TASK:
Send back the records in full, character for character.

──────────

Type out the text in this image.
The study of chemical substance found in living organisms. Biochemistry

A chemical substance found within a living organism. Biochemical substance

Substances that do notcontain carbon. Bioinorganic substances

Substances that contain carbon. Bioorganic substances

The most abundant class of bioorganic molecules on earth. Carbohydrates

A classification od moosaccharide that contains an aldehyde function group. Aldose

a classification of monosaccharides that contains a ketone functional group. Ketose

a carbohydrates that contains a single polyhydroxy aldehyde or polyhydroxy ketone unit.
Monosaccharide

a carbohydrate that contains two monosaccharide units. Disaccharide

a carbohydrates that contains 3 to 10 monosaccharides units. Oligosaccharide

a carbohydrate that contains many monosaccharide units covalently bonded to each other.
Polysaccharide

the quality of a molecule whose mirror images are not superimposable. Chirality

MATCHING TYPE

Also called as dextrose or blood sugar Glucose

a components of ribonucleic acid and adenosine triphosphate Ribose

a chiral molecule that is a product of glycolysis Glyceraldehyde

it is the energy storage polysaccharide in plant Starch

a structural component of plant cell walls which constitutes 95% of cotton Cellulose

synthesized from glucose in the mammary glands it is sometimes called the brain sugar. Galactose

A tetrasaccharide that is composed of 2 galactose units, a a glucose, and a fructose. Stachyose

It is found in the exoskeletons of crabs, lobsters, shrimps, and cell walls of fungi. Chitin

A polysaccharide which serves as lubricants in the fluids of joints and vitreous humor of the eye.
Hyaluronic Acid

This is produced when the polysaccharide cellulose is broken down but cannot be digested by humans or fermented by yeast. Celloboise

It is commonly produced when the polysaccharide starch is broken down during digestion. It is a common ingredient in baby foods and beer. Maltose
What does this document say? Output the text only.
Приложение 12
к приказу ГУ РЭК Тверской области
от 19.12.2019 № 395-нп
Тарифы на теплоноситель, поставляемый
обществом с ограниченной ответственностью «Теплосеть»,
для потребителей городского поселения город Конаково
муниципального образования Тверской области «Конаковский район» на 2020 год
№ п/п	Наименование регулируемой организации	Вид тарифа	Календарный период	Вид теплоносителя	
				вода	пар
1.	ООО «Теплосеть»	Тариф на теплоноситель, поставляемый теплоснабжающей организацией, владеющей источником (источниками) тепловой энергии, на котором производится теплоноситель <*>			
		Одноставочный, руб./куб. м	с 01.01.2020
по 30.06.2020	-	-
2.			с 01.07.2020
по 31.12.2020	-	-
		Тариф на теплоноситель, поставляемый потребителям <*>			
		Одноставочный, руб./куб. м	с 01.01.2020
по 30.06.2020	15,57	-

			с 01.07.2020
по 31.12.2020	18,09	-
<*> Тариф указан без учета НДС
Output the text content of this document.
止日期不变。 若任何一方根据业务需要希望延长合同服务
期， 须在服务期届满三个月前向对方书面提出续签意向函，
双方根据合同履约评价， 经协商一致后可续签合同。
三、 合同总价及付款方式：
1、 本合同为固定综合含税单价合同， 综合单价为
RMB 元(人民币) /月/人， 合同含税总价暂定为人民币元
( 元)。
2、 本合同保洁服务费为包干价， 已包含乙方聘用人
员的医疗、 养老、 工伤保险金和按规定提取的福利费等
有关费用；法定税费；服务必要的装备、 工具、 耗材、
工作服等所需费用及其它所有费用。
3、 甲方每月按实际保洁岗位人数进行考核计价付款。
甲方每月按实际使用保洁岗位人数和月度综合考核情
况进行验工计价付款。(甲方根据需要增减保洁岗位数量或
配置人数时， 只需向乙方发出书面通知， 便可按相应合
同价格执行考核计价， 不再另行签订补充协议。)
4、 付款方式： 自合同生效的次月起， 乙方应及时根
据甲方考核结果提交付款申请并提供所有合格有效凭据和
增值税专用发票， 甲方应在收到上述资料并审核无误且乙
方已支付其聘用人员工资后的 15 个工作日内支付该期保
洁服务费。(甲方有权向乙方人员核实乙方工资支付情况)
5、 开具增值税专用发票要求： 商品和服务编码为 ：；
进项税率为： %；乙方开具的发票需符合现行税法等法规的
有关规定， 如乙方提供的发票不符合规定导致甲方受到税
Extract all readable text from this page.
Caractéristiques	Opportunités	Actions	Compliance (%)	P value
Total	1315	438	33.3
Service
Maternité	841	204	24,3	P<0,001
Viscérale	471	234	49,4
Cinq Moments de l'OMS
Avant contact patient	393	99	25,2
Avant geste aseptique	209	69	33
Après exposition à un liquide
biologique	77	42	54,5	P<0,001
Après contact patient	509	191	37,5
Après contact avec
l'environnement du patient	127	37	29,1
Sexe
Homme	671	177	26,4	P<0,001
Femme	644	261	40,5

──────────

ANSWER FOR THIS EXERCISE:
Type out the text in this image.
The study of chemical substance found in living organisms. Biochemistry

A chemical substance found within a living organism. Biochemical substance

Substances that do notcontain carbon. Bioinorganic substances

Substances that contain carbon. Bioorganic substances

The most abundant class of bioorganic molecules on earth. Carbohydrates

A classification od moosaccharide that contains an aldehyde function group. Aldose

a classification of monosaccharides that contains a ketone functional group. Ketose

a carbohydrates that contains a single polyhydroxy aldehyde or polyhydroxy ketone unit.
Monosaccharide

a carbohydrate that contains two monosaccharide units. Disaccharide

a carbohydrates that contains 3 to 10 monosaccharides units. Oligosaccharide

a carbohydrate that contains many monosaccharide units covalently bonded to each other.
Polysaccharide

the quality of a molecule whose mirror images are not superimposable. Chirality

MATCHING TYPE

Also called as dextrose or blood sugar Glucose

a components of ribonucleic acid and adenosine triphosphate Ribose

a chiral molecule that is a product of glycolysis Glyceraldehyde

it is the energy storage polysaccharide in plant Starch

a structural component of plant cell walls which constitutes 95% of cotton Cellulose

synthesized from glucose in the mammary glands it is sometimes called the brain sugar. Galactose

A tetrasaccharide that is composed of 2 galactose units, a a glucose, and a fructose. Stachyose

It is found in the exoskeletons of crabs, lobsters, shrimps, and cell walls of fungi. Chitin

A polysaccharide which serves as lubricants in the fluids of joints and vitreous humor of the eye.
Hyaluronic Acid

This is produced when the polysaccharide cellulose is broken down but cannot be digested by humans or fermented by yeast. Celloboise

It is commonly produced when the polysaccharide starch is broken down during digestion. It is a common ingredient in baby foods and beer. Maltose
What does this document say? Output the text only.
Приложение 12
к приказу ГУ РЭК Тверской области
от 19.12.2019 № 395-нп
Тарифы на теплоноситель, поставляемый
обществом с ограниченной ответственностью «Теплосеть»,
для потребителей городского поселения город Конаково
муниципального образования Тверской области «Конаковский район» на 2020 год
№ п/п	Наименование регулируемой организации	Вид тарифа	Календарный период	Вид теплоносителя	
				вода	пар
1.	ООО «Теплосеть»	Тариф на теплоноситель, поставляемый теплоснабжающей организацией, владеющей источником (источниками) тепловой энергии, на котором производится теплоноситель <*>			
		Одноставочный, руб./куб. м	с 01.01.2020
по 30.06.2020	-	-
2.			с 01.07.2020
по 31.12.2020	-	-
		Тариф на теплоноситель, поставляемый потребителям <*>			
		Одноставочный, руб./куб. м	с 01.01.2020
по 30.06.2020	15,57	-

			с 01.07.2020
по 31.12.2020	18,09	-
<*> Тариф указан без учета НДС
Output the text content of this document.
止日期不变。 若任何一方根据业务需要希望延长合同服务
期， 须在服务期届满三个月前向对方书面提出续签意向函，
双方根据合同履约评价， 经协商一致后可续签合同。
三、 合同总价及付款方式：
1、 本合同为固定综合含税单价合同， 综合单价为
RMB 元(人民币) /月/人， 合同含税总价暂定为人民币元
( 元)。
2、 本合同保洁服务费为包干价， 已包含乙方聘用人
员的医疗、 养老、 工伤保险金和按规定提取的福利费等
有关费用；法定税费；服务必要的装备、 工具、 耗材、
工作服等所需费用及其它所有费用。
3、 甲方每月按实际保洁岗位人数进行考核计价付款。
甲方每月按实际使用保洁岗位人数和月度综合考核情
况进行验工计价付款。(甲方根据需要增减保洁岗位数量或
配置人数时， 只需向乙方发出书面通知， 便可按相应合
同价格执行考核计价， 不再另行签订补充协议。)
4、 付款方式： 自合同生效的次月起， 乙方应及时根
据甲方考核结果提交付款申请并提供所有合格有效凭据和
增值税专用发票， 甲方应在收到上述资料并审核无误且乙
方已支付其聘用人员工资后的 15 个工作日内支付该期保
洁服务费。(甲方有权向乙方人员核实乙方工资支付情况)
5、 开具增值税专用发票要求： 商品和服务编码为 ：；
进项税率为： %；乙方开具的发票需符合现行税法等法规的
有关规定， 如乙方提供的发票不符合规定导致甲方受到税
Extract all readable text from this page.
Caractéristiques	Opportunités	Actions	Compliance (%)	P value
Total	1315	438	33.3
Service
Maternité	841	204	24,3	P<0,001
Viscérale	471	234	49,4
Cinq Moments de l'OMS
Avant contact patient	393	99	25,2
Avant geste aseptique	209	69	33
Après exposition à un liquide
biologique	77	42	54,5	P<0,001
Après contact patient	509	191	37,5
Après contact avec
l'environnement du patient	127	37	29,1
Sexe
Homme	671	177	26,4	P<0,001
Femme	644	261	40,5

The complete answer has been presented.